WHAT YOU SHOULD DO → Report only the number of lines that hold the word "tempo".

Dataset items:
┌────────
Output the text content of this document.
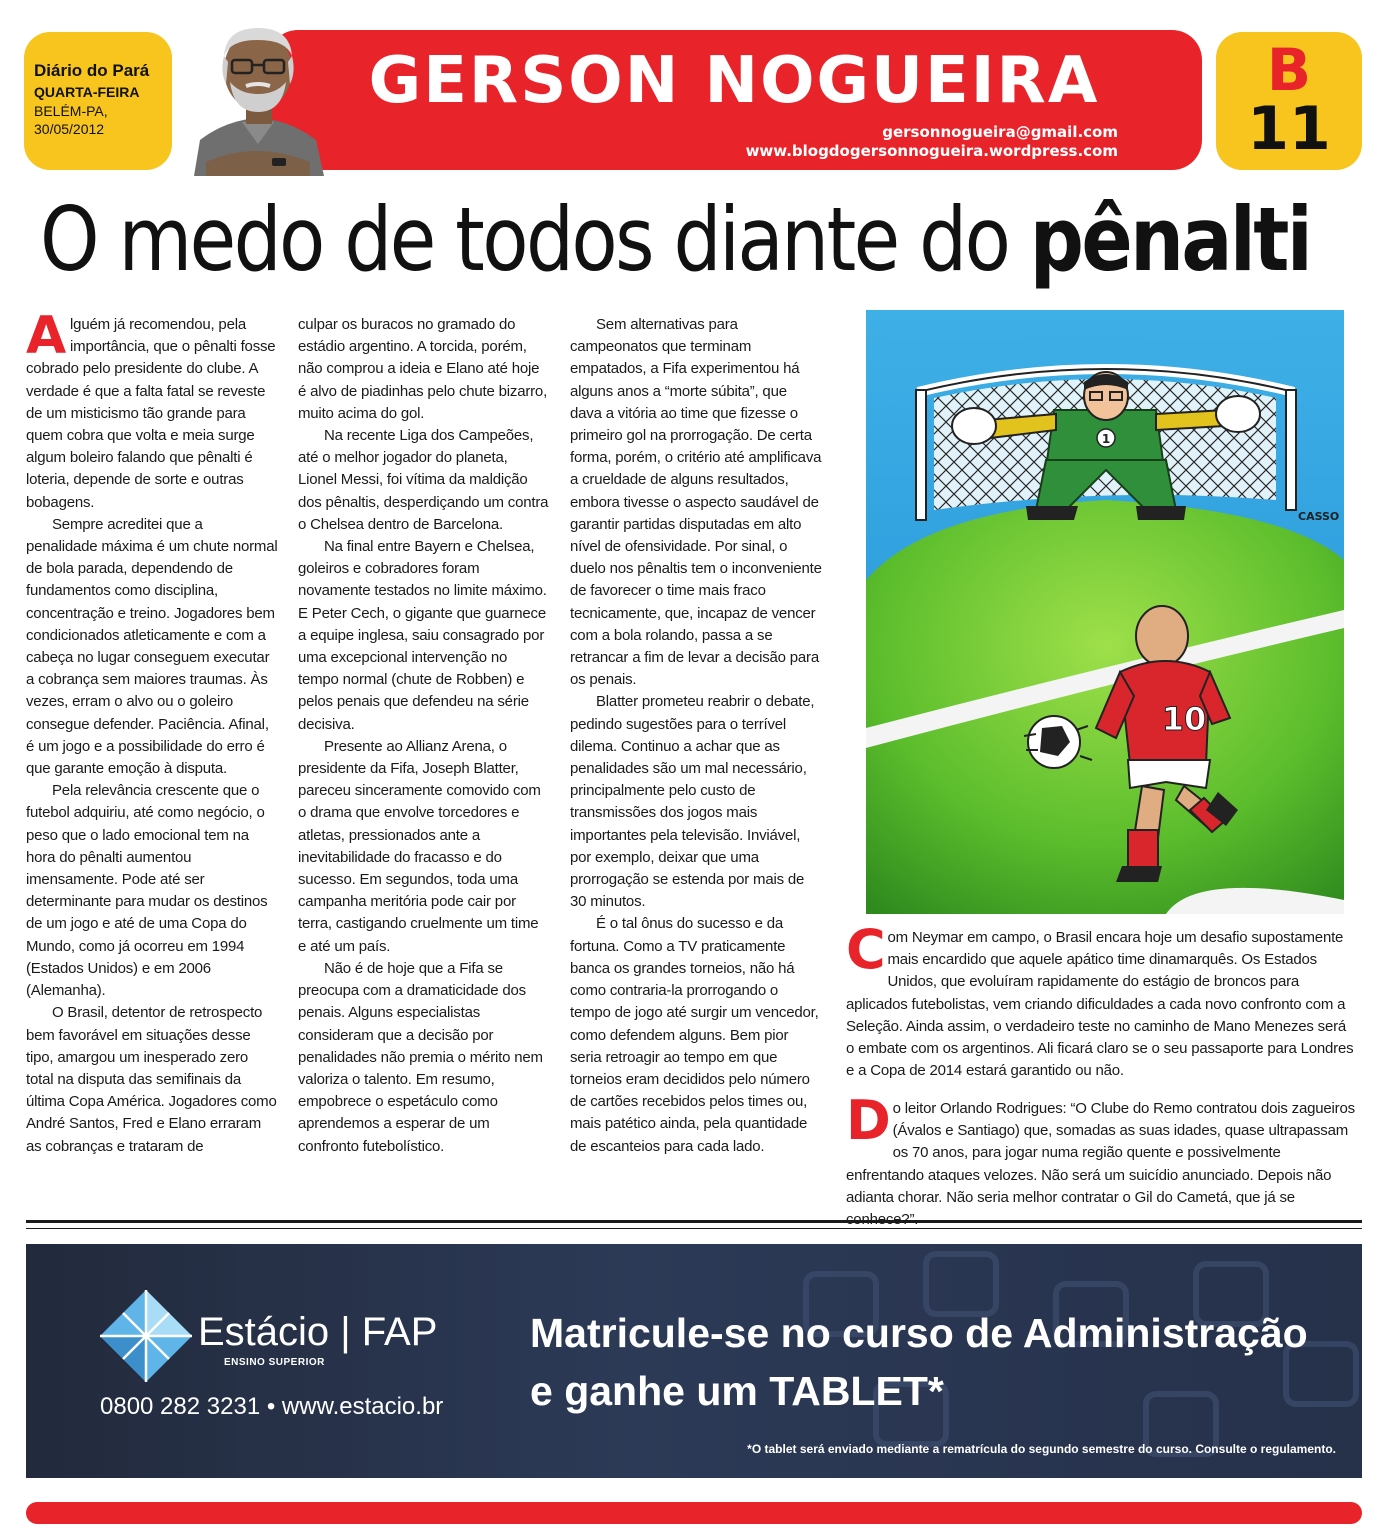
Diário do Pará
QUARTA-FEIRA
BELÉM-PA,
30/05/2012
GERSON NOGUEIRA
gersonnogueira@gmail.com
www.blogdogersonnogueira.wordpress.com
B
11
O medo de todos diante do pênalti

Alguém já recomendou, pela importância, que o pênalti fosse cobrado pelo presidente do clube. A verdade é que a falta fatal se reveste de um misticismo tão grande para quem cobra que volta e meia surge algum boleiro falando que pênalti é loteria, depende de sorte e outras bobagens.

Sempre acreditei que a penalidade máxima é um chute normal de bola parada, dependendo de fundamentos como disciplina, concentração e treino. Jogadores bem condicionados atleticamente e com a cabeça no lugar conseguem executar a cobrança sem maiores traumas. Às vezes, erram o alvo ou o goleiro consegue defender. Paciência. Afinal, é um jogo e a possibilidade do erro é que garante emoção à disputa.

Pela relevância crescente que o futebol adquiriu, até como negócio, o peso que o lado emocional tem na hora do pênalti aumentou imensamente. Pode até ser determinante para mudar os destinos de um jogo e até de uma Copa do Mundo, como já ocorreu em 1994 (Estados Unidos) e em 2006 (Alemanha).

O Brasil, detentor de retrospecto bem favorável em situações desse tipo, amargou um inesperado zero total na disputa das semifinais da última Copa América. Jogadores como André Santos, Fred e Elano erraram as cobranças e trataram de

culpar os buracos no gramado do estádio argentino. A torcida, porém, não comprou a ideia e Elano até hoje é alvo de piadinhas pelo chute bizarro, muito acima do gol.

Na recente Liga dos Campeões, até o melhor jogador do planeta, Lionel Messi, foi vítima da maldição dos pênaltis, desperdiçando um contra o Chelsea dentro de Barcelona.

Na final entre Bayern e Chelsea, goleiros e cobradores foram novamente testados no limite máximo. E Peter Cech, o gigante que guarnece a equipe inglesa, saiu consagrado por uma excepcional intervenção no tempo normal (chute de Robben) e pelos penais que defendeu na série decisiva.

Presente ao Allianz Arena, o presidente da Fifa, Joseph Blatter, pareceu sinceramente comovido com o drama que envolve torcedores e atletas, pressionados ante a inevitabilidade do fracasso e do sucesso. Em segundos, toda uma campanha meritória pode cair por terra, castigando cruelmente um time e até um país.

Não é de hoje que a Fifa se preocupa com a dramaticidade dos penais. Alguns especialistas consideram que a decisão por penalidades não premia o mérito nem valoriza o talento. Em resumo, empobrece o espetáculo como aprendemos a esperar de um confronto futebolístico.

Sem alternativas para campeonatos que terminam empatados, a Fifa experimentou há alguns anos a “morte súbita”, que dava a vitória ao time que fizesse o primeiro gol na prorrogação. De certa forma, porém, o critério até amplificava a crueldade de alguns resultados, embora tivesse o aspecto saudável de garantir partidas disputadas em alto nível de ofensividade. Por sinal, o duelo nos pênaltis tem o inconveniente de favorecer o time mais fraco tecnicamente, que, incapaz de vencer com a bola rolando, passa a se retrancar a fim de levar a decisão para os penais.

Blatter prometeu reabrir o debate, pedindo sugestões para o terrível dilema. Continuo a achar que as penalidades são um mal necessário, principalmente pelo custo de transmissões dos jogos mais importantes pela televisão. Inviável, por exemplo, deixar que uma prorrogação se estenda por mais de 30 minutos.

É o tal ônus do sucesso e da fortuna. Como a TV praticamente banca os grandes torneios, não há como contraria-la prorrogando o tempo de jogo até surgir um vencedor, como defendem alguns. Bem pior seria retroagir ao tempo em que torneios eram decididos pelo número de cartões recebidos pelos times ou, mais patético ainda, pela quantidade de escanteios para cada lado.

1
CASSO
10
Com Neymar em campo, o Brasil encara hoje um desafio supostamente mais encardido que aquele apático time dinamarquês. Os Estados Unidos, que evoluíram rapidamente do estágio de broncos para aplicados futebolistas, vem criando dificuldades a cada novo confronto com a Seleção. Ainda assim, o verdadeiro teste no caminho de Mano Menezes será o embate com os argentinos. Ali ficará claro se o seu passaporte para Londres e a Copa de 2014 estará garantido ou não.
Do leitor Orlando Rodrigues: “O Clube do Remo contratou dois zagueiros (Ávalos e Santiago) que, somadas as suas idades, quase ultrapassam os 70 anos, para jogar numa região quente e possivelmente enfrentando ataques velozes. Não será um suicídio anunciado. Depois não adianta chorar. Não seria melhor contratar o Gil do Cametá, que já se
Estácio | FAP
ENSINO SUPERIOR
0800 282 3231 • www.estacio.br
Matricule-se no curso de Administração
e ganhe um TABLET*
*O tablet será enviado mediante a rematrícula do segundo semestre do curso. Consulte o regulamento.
└────────
┌────────
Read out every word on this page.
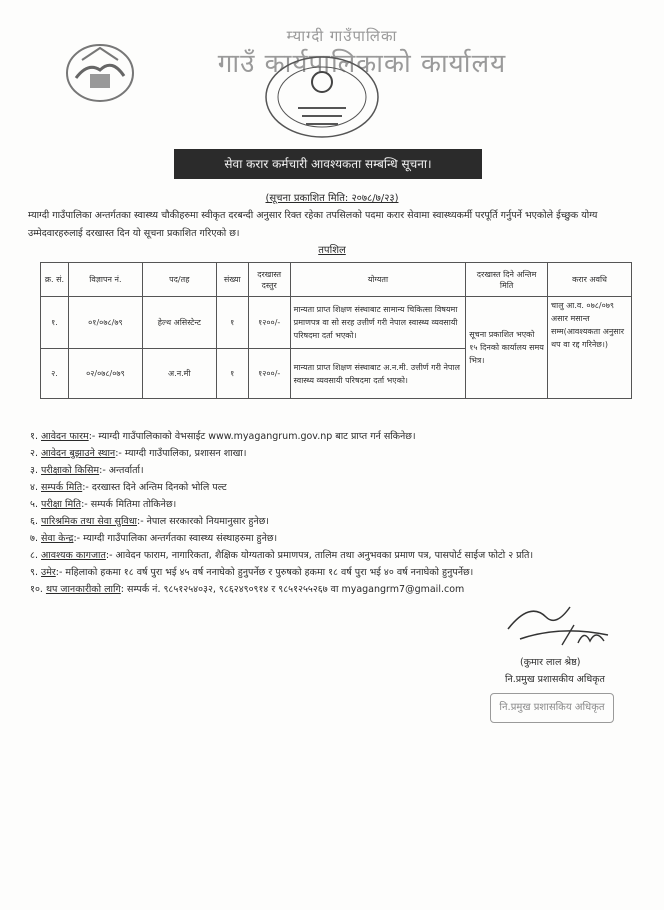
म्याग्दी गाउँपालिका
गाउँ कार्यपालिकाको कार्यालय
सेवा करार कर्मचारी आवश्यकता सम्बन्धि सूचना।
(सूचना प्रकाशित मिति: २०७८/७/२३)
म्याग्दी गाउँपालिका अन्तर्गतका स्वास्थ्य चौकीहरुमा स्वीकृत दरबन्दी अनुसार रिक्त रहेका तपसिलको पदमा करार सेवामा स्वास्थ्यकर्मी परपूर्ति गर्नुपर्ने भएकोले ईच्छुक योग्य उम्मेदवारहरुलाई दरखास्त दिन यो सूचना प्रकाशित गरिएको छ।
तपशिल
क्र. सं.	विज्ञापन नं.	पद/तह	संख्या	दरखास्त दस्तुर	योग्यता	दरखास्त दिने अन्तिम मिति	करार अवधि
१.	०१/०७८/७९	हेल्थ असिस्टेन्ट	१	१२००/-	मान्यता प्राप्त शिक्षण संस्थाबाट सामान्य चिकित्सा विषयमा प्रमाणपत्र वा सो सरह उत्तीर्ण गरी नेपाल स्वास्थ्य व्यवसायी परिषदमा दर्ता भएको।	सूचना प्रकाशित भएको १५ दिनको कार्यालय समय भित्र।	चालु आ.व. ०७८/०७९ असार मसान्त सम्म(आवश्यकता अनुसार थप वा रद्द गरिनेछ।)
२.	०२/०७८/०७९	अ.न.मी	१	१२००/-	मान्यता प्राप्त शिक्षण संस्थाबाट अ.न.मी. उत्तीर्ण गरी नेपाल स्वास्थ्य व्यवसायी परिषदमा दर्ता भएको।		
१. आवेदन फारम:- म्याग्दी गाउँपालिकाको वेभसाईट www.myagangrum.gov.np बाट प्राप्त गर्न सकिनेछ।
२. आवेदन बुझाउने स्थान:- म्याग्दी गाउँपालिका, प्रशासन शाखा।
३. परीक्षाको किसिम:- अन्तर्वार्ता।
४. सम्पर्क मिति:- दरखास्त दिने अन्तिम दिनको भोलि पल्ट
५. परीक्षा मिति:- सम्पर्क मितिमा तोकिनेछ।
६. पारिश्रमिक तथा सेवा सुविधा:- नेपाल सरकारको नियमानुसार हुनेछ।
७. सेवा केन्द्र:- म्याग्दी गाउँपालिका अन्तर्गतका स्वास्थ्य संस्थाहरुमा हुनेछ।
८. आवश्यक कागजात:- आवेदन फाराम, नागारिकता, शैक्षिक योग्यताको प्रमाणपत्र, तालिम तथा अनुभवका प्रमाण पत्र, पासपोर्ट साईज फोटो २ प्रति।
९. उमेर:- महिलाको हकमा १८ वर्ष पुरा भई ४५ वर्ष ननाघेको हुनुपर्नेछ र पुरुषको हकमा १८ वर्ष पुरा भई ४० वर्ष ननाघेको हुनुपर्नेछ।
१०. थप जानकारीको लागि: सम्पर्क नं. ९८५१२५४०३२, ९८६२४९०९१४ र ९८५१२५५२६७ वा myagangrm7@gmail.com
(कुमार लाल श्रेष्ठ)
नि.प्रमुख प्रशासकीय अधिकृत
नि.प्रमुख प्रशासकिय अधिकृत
└────────
┌────────
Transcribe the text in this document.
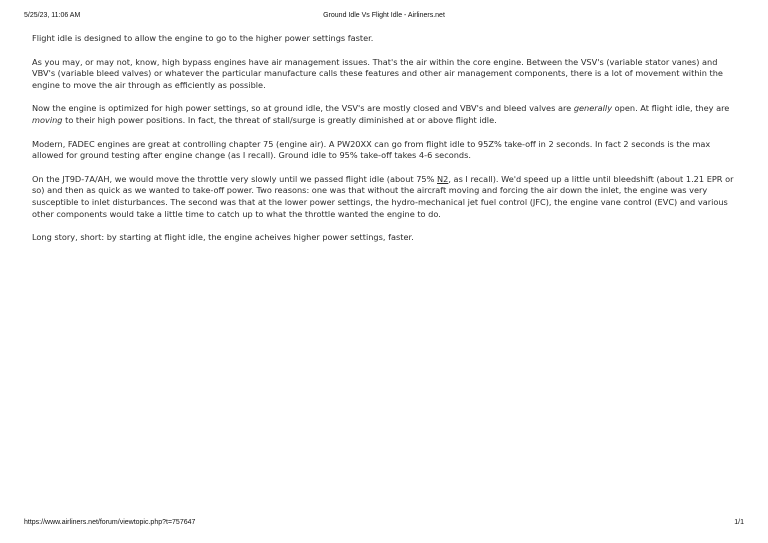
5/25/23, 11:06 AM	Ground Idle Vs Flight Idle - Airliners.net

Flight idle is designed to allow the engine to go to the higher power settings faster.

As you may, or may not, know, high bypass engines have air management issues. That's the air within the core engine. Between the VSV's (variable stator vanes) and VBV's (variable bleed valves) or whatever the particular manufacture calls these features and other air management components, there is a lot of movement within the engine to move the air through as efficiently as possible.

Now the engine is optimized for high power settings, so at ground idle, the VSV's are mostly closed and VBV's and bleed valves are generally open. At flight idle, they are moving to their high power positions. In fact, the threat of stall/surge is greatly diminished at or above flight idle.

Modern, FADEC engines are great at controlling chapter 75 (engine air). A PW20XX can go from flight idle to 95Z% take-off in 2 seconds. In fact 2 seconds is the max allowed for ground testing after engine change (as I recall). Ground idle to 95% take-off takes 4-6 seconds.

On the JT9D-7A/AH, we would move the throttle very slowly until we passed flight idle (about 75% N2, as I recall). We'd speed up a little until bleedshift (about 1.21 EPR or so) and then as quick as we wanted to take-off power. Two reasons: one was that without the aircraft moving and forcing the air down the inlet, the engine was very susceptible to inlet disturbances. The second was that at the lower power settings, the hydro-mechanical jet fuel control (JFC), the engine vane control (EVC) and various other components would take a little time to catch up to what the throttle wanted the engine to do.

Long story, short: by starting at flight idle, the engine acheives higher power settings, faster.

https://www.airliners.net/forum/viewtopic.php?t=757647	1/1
└────────
RESPONSE TO THE EXERCISE → 2